*DATA TO USE:*
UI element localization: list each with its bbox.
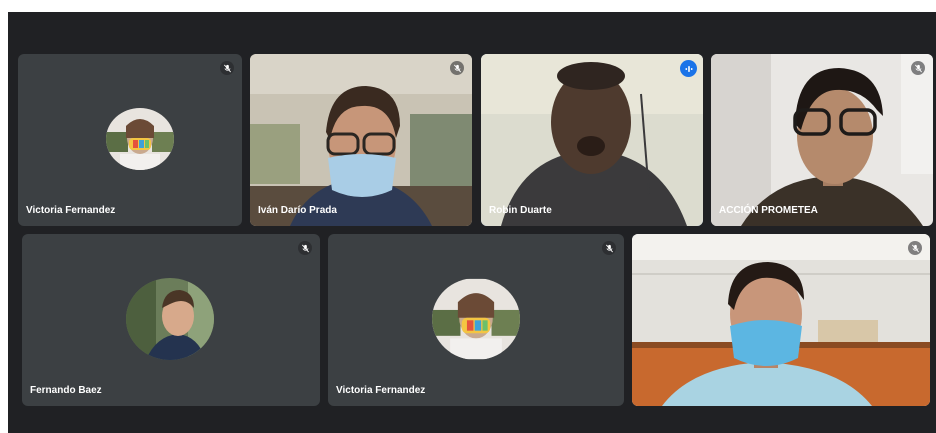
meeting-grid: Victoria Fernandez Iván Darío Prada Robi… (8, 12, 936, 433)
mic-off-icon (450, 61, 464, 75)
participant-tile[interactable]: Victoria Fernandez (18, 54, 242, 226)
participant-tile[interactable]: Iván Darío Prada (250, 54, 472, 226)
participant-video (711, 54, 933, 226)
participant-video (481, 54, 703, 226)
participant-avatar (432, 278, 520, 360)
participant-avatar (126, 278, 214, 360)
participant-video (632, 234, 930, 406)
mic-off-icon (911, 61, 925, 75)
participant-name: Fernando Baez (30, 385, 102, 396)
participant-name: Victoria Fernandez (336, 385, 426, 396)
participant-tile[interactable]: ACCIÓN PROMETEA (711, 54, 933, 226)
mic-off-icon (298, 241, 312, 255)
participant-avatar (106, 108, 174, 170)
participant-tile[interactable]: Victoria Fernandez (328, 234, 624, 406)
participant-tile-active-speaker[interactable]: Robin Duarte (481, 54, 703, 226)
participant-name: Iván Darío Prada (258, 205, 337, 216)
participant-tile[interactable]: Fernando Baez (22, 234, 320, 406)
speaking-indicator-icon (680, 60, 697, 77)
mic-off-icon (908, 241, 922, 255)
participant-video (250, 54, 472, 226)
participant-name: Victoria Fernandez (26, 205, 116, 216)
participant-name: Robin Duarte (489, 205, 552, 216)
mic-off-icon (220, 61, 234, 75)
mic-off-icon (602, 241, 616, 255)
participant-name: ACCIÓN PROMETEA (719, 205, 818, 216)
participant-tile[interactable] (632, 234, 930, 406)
==
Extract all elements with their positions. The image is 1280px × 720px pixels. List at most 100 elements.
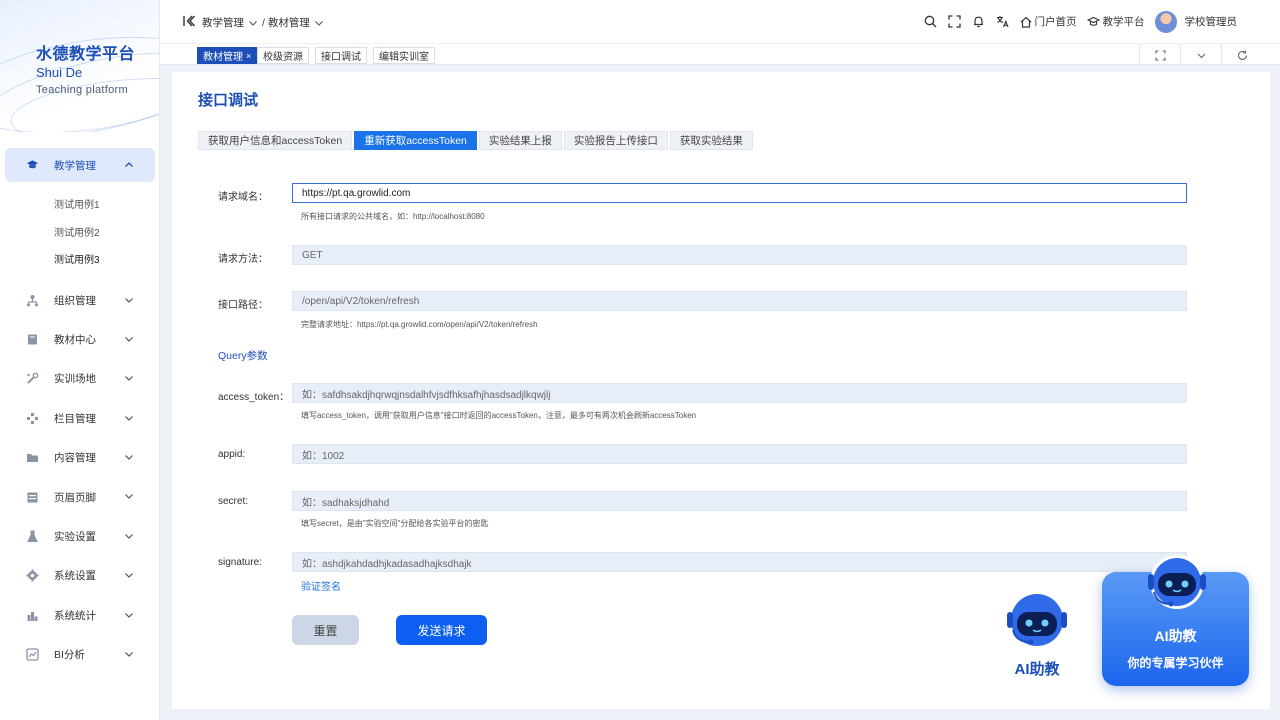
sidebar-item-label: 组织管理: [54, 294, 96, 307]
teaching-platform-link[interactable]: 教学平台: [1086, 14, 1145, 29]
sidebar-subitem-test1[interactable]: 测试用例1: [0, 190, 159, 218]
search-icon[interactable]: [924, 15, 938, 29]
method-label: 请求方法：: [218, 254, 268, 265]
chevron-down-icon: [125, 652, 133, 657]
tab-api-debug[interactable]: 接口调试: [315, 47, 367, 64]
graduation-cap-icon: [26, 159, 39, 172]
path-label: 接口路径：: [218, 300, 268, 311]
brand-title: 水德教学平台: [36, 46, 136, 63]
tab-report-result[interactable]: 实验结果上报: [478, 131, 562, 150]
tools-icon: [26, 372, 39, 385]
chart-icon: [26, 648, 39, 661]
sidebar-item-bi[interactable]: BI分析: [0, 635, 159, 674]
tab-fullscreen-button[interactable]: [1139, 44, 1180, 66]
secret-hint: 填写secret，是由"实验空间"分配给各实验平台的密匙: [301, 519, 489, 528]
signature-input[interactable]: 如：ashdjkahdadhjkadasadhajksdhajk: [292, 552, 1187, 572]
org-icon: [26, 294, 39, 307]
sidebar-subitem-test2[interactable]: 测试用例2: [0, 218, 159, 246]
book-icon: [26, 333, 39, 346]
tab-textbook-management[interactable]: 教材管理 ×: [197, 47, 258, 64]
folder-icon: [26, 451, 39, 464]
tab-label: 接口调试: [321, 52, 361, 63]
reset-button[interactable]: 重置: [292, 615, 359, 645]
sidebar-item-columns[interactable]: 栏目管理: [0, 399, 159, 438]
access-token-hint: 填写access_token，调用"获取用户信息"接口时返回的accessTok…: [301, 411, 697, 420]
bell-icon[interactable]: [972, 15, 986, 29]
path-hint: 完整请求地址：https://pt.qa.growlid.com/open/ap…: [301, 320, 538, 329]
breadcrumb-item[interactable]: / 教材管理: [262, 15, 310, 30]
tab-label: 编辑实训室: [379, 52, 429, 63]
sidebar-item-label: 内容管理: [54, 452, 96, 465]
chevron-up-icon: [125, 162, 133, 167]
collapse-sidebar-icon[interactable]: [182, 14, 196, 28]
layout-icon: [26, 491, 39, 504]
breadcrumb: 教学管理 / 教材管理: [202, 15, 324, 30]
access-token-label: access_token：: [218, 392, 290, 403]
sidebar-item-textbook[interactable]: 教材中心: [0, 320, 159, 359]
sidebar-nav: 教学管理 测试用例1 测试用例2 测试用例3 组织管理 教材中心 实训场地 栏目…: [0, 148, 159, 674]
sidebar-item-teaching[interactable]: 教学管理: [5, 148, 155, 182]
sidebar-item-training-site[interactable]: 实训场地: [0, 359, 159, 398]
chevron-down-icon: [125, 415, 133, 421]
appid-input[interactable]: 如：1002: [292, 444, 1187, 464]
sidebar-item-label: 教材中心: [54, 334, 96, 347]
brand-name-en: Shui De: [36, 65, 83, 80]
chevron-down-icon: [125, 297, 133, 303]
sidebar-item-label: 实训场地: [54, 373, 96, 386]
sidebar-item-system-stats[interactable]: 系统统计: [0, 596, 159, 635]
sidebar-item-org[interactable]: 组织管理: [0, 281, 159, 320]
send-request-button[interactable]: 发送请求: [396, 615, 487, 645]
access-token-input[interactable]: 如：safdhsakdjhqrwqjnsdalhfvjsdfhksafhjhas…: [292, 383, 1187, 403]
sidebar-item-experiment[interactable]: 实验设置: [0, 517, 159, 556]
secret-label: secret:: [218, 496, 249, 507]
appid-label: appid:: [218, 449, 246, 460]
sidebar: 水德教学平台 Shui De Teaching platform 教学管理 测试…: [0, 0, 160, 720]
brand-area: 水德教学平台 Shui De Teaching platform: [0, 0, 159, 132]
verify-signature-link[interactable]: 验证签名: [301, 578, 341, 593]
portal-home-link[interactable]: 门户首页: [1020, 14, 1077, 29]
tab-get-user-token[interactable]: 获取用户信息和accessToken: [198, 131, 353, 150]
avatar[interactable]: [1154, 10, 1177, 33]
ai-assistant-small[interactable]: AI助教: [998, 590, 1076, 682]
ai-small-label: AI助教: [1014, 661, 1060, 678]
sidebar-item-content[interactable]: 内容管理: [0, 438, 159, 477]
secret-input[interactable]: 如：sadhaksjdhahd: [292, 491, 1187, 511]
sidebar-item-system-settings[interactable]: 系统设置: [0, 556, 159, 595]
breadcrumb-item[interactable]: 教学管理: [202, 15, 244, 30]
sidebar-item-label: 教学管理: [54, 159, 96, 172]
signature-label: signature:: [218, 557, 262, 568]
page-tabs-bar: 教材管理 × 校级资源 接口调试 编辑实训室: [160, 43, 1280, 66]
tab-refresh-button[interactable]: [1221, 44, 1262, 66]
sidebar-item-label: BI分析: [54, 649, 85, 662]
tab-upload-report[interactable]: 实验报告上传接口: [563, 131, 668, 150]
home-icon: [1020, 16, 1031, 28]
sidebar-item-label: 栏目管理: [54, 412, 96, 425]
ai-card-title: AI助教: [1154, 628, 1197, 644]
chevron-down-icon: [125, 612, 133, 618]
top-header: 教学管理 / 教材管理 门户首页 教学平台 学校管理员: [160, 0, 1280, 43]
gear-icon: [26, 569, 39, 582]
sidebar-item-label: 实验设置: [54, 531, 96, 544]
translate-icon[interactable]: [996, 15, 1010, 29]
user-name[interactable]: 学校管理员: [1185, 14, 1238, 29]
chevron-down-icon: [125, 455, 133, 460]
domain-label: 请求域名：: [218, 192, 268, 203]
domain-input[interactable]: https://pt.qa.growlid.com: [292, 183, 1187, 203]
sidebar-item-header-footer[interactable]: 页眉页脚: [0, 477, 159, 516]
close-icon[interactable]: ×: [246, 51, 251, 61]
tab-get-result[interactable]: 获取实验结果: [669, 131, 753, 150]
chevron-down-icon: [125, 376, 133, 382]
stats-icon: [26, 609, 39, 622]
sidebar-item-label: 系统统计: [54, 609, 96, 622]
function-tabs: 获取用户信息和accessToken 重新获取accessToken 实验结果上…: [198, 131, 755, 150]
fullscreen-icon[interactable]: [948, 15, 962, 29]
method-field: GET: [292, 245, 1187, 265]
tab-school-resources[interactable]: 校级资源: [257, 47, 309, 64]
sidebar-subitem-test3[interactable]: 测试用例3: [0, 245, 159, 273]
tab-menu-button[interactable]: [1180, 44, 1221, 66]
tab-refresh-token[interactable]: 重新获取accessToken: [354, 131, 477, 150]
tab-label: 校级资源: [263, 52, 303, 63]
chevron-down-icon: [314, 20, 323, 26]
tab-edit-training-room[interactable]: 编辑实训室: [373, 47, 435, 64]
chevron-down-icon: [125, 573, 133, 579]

*GOAL OF THE EXERCISE:* List every line above that contains the word "with", copying each one in full.

*TASK SOLUTION:*
UI element localization: list each with its bbox.
Extract all elements with their positions. The image is 1280px × 720px pixels. List at most 100 elements.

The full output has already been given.